SUPPLIED MATERIAL.

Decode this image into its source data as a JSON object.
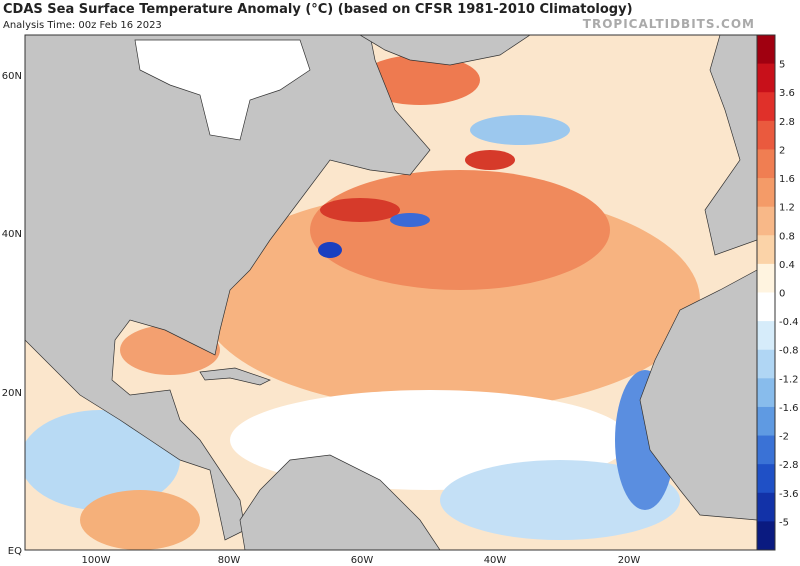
{
  "header": {
    "title": "CDAS Sea Surface Temperature Anomaly (°C) (based on CFSR 1981-2010 Climatology)",
    "subtitle": "Analysis Time: 00z Feb 16 2023",
    "watermark": "TROPICALTIDBITS.COM"
  },
  "map": {
    "lat_labels": [
      "60N",
      "40N",
      "20N",
      "EQ"
    ],
    "lon_labels": [
      "100W",
      "80W",
      "60W",
      "40W",
      "20W"
    ]
  },
  "colorbar": {
    "labels": [
      "5",
      "3.6",
      "2.8",
      "2",
      "1.6",
      "1.2",
      "0.8",
      "0.4",
      "0",
      "-0.4",
      "-0.8",
      "-1.2",
      "-1.6",
      "-2",
      "-2.8",
      "-3.6",
      "-5"
    ]
  }
}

SET EXERCISE. Exclude the pictures. Write out the remaining data exactly.

REPLY.
Decode this image into its source data as a JSON object.
{
  "header": {
    "title": "CDAS Sea Surface Temperature Anomaly (°C) (based on CFSR 1981-2010 Climatology)",
    "subtitle": "Analysis Time: 00z Feb 16 2023",
    "watermark": "TROPICALTIDBITS.COM"
  },
  "map": {
    "lat_labels": [
      "60N",
      "40N",
      "20N",
      "EQ"
    ],
    "lon_labels": [
      "100W",
      "80W",
      "60W",
      "40W",
      "20W"
    ]
  },
  "colorbar": {
    "labels": [
      "5",
      "3.6",
      "2.8",
      "2",
      "1.6",
      "1.2",
      "0.8",
      "0.4",
      "0",
      "-0.4",
      "-0.8",
      "-1.2",
      "-1.6",
      "-2",
      "-2.8",
      "-3.6",
      "-5"
    ]
  }
}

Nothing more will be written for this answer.